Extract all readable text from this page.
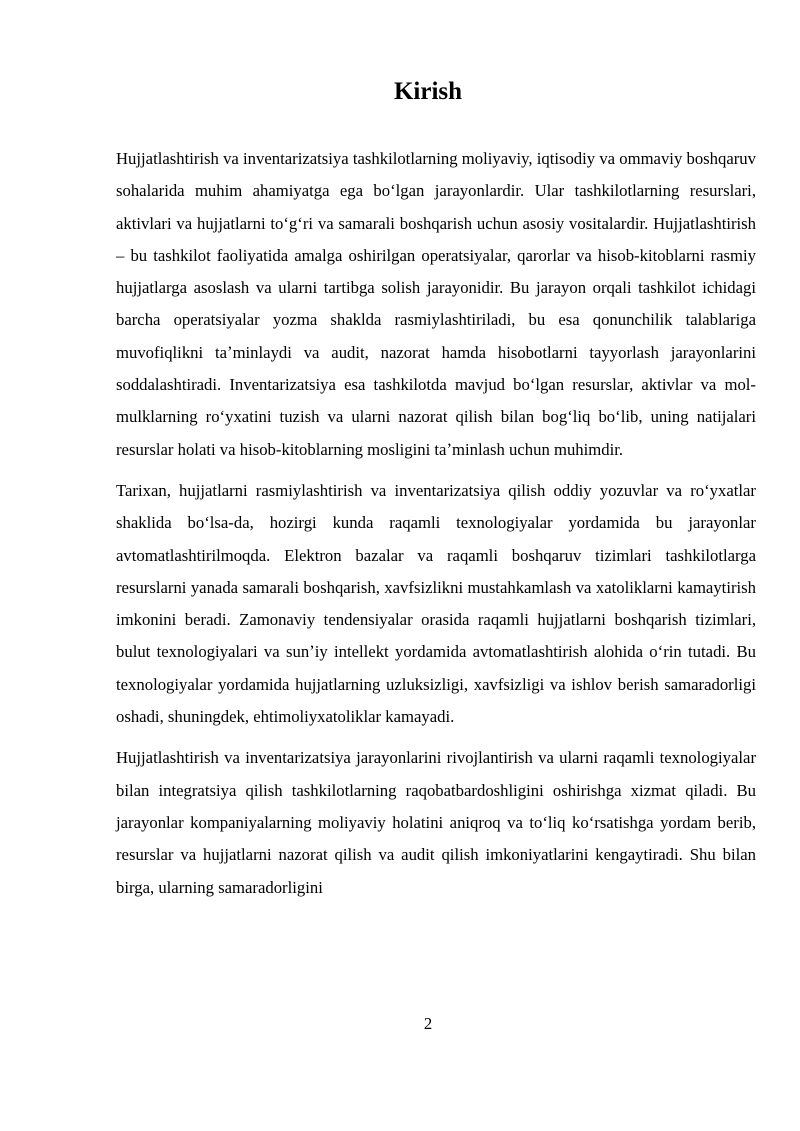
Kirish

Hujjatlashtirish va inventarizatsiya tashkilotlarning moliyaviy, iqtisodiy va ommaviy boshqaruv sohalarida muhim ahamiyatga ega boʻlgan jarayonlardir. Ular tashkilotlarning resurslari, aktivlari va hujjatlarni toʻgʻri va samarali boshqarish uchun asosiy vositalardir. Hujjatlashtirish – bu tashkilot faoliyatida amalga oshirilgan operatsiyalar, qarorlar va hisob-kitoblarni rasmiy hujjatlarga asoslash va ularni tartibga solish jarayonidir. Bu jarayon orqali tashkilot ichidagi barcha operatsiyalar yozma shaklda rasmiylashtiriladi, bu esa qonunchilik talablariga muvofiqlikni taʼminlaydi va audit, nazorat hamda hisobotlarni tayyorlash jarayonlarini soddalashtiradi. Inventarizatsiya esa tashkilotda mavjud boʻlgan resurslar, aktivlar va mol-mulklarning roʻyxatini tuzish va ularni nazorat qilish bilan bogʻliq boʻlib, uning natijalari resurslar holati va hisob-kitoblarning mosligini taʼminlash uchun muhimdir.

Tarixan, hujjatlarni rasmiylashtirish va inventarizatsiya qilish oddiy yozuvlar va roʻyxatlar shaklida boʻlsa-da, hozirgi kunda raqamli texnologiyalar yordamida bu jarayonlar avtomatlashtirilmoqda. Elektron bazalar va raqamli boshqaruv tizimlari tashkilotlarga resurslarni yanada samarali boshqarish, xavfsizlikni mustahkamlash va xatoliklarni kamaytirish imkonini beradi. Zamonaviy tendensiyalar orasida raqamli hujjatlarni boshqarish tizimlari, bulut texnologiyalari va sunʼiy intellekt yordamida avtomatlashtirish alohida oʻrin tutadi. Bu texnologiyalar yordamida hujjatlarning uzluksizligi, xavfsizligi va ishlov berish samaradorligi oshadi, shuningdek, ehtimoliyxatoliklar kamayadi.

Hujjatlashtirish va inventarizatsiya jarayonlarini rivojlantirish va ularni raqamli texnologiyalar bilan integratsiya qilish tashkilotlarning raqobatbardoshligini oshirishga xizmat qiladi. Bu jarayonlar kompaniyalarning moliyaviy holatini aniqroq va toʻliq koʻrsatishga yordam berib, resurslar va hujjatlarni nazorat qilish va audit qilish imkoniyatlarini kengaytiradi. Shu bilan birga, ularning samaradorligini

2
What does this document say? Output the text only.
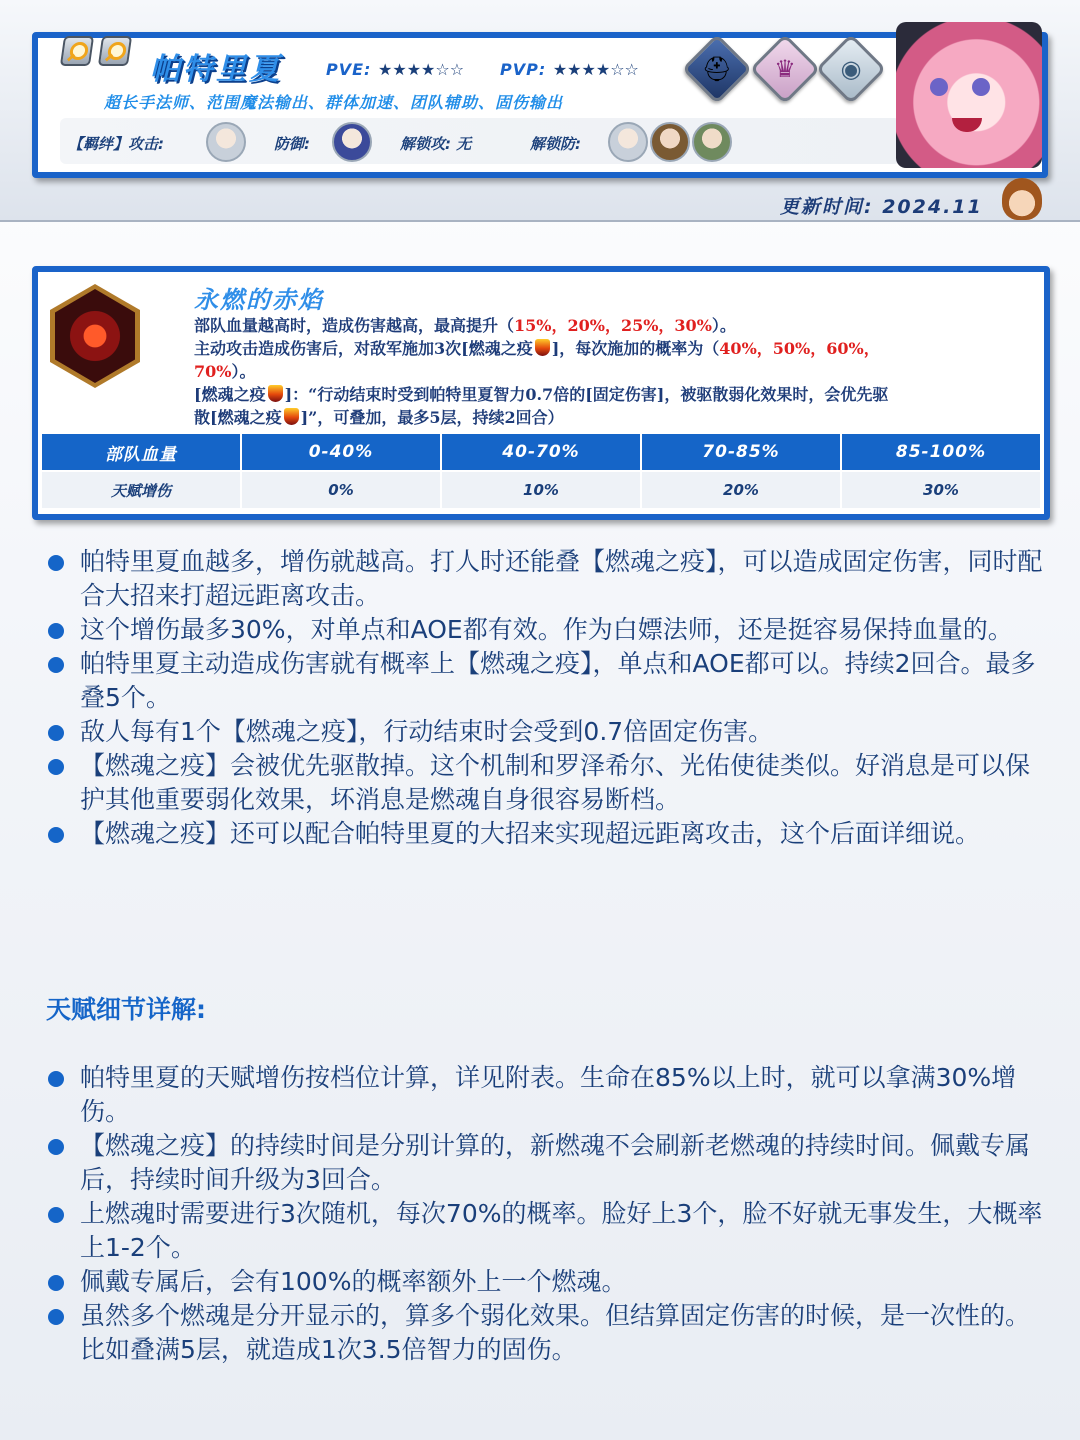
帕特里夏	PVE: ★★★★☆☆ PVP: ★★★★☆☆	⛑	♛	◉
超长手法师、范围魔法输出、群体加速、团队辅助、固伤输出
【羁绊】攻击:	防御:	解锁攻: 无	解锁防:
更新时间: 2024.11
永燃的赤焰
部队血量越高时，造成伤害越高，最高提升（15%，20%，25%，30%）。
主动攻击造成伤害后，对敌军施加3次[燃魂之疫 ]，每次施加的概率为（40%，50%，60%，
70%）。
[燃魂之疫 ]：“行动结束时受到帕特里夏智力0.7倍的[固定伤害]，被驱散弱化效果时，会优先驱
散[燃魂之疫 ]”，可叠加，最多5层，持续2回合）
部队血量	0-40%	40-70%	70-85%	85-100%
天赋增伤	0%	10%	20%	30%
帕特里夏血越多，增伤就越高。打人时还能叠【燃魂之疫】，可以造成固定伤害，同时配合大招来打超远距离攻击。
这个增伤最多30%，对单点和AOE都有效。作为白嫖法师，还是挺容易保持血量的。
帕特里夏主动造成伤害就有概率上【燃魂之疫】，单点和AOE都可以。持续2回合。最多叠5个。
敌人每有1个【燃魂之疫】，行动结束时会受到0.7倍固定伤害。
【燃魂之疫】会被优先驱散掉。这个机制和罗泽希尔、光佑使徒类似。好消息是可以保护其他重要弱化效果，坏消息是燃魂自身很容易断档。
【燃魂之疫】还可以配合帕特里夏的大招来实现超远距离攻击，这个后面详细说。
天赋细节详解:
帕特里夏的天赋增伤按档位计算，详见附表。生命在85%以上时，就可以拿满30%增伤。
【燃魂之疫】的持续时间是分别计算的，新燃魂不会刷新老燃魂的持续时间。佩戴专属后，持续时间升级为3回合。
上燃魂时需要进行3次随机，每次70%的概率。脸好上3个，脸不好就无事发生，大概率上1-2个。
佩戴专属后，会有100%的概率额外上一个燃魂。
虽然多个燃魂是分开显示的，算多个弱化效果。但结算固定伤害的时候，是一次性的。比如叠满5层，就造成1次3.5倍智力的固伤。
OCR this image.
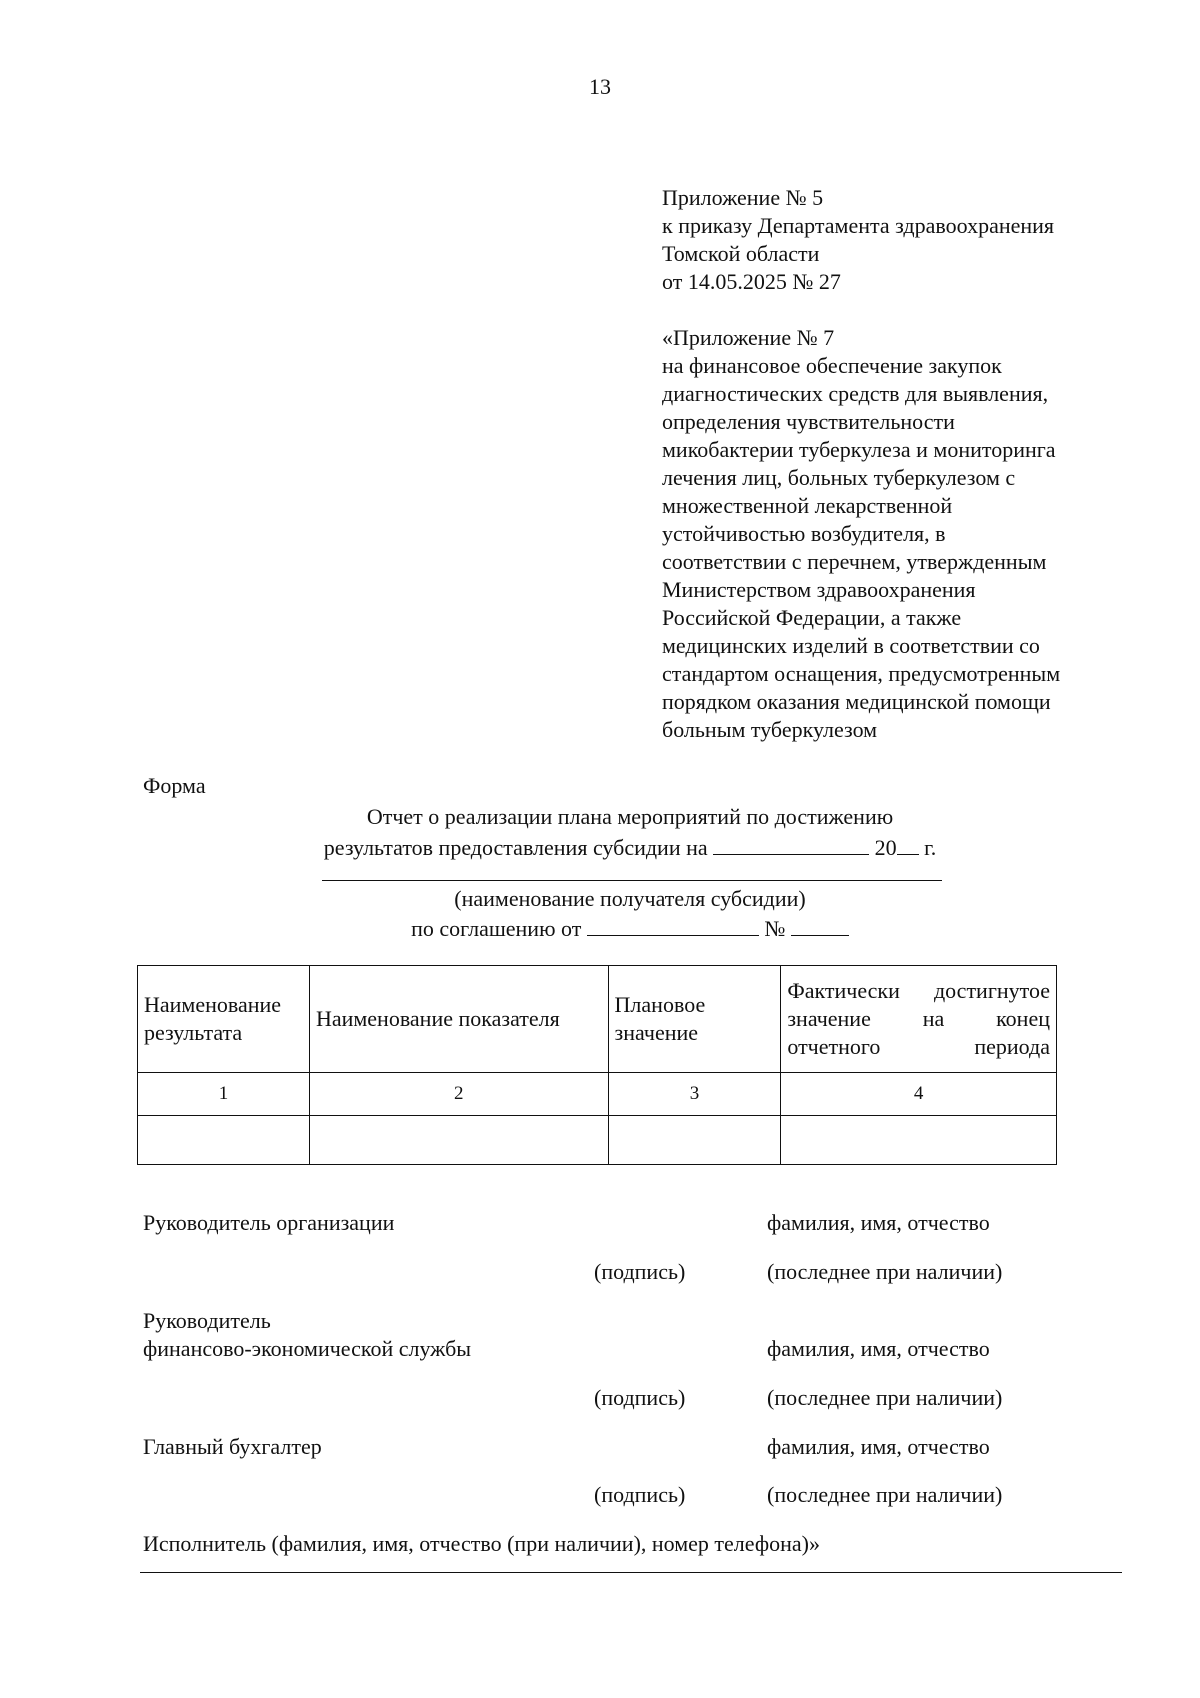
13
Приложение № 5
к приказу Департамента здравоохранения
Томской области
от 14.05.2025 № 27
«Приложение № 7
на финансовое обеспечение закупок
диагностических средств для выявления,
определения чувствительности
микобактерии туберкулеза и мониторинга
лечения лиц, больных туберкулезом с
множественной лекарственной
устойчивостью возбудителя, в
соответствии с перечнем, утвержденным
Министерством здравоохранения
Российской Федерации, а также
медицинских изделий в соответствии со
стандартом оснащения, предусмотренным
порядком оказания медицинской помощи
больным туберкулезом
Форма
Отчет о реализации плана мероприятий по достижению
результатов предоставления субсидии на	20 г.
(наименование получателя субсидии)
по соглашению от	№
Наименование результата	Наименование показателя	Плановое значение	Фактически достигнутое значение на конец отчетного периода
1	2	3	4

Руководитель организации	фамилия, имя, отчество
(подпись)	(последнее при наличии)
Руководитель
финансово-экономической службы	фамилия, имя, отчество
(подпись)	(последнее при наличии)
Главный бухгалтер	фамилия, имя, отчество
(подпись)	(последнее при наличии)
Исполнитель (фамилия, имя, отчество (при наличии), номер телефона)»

◆ What is expected:
Tell how many lines in the material above include the word "raqamli", giving the number only.

◆ Correct answer:
2